DATA ROWS =
⟨

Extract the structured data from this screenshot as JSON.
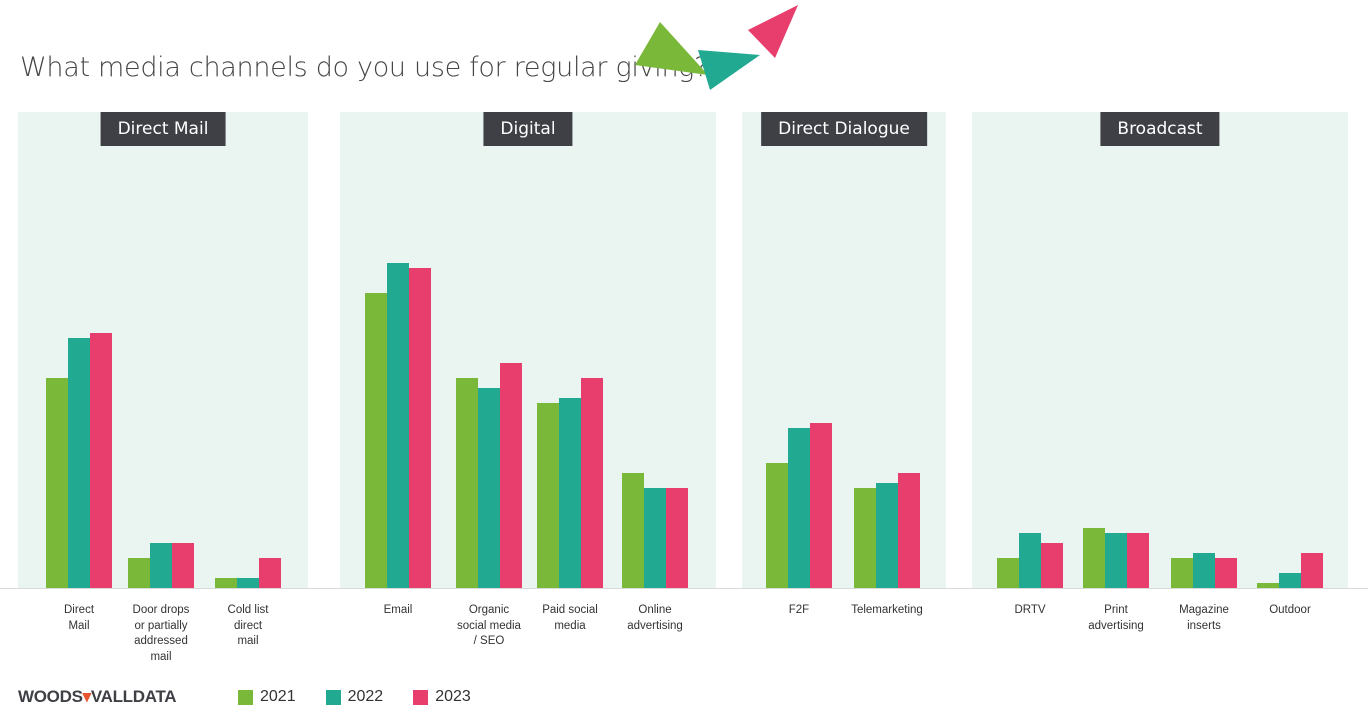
{
  "title": "What media channels do you use for regular giving?",
  "logo": "WOODS VALLDATA",
  "colors": {
    "2021": "#7ab83a",
    "2022": "#21a992",
    "2023": "#e83e6d",
    "panel": "#eaf5f2"
  },
  "chart_data": {
    "type": "bar",
    "title": "What media channels do you use for regular giving?",
    "legend_position": "bottom-left",
    "grid": false,
    "groups": [
      {
        "name": "Direct Mail",
        "categories": [
          "Direct\nMail",
          "Door drops\nor partially\naddressed\nmail",
          "Cold list\ndirect\nmail"
        ]
      },
      {
        "name": "Digital",
        "categories": [
          "Email",
          "Organic\nsocial media\n/ SEO",
          "Paid social\nmedia",
          "Online\nadvertising"
        ]
      },
      {
        "name": "Direct Dialogue",
        "categories": [
          "F2F",
          "Telemarketing"
        ]
      },
      {
        "name": "Broadcast",
        "categories": [
          "DRTV",
          "Print\nadvertising",
          "Magazine\ninserts",
          "Outdoor"
        ]
      }
    ],
    "series": [
      {
        "name": "2021",
        "values": [
          42,
          6,
          2,
          59,
          42,
          37,
          23,
          25,
          20,
          6,
          12,
          6,
          1
        ]
      },
      {
        "name": "2022",
        "values": [
          50,
          9,
          2,
          65,
          40,
          38,
          20,
          32,
          21,
          11,
          11,
          7,
          3
        ]
      },
      {
        "name": "2023",
        "values": [
          51,
          9,
          6,
          64,
          45,
          42,
          20,
          33,
          23,
          9,
          11,
          6,
          7
        ]
      }
    ]
  }
}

⟩

TASK OBJECTIVE =
How many of these lines contain "nadvertising"? Write only the number.

RESULT =
2